> WHAT TO WORK ON
Revise the stretch of the records from the start through the line that contains "bar[interactable] (618, 163, 622, 335)", changing "bbox" to "bounding box" and keeping everything else the same.

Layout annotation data
════════════════════

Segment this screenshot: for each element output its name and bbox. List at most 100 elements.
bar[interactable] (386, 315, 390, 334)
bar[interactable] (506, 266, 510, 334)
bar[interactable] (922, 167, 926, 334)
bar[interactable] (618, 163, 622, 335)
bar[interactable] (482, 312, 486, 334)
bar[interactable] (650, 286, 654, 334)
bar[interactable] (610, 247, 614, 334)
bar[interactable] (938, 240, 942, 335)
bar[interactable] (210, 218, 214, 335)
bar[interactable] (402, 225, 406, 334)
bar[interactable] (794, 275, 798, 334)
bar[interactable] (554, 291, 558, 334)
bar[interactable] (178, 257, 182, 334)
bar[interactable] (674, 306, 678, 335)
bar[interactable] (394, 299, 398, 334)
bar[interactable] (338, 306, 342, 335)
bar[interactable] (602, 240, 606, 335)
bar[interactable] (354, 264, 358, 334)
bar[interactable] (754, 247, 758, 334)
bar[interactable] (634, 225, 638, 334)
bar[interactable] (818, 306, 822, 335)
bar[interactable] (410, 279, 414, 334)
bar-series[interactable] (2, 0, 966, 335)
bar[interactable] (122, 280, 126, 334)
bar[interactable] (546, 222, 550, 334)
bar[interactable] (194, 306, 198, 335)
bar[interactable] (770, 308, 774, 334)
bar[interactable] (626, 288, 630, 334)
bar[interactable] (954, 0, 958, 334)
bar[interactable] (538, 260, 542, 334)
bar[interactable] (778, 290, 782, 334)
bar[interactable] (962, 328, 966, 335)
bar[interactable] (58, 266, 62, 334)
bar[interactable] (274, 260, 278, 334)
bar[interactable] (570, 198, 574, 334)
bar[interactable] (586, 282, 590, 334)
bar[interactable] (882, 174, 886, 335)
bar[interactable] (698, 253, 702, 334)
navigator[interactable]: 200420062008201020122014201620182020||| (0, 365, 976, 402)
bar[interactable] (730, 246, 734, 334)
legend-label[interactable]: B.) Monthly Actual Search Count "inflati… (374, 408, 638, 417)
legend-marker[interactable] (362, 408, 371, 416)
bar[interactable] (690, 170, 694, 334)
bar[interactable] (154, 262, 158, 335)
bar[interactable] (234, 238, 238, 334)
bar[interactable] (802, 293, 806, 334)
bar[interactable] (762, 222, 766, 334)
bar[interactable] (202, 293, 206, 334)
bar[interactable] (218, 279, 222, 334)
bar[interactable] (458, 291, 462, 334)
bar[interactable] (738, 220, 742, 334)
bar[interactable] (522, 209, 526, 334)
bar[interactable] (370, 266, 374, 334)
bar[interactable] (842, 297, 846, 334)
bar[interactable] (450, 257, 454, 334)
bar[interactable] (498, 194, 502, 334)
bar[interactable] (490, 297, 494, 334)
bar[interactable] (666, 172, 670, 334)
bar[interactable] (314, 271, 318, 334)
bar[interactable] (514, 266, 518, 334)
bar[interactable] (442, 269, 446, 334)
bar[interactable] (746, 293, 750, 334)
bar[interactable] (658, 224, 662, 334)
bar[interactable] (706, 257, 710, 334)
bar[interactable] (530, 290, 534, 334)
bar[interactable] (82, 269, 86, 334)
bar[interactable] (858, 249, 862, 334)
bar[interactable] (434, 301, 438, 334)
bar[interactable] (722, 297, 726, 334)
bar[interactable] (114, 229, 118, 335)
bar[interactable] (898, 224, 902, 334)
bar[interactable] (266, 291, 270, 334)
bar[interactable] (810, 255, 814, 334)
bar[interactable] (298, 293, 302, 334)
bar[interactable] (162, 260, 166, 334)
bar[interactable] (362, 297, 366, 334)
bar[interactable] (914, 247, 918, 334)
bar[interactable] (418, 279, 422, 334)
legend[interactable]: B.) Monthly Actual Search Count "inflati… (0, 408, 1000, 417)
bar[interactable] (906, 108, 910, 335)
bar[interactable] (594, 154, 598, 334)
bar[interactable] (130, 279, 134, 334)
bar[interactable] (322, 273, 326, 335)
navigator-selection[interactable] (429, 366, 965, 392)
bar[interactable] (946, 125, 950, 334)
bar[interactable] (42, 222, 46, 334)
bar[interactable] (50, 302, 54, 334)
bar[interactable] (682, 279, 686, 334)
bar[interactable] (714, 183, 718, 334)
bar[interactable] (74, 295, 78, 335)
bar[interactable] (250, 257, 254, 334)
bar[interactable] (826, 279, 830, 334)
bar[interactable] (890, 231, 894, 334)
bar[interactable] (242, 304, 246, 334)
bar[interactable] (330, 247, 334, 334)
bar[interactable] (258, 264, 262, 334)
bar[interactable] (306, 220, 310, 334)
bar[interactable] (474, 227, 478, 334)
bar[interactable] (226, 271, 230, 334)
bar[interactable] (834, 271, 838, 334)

════════════════════

> SOLUTION BELOW
Segment this screenshot: for each element output its name and bounding box. List at most 100 elements.
bar[interactable] (386, 315, 390, 334)
bar[interactable] (506, 266, 510, 334)
bar[interactable] (922, 167, 926, 334)
bar[interactable] (618, 163, 622, 335)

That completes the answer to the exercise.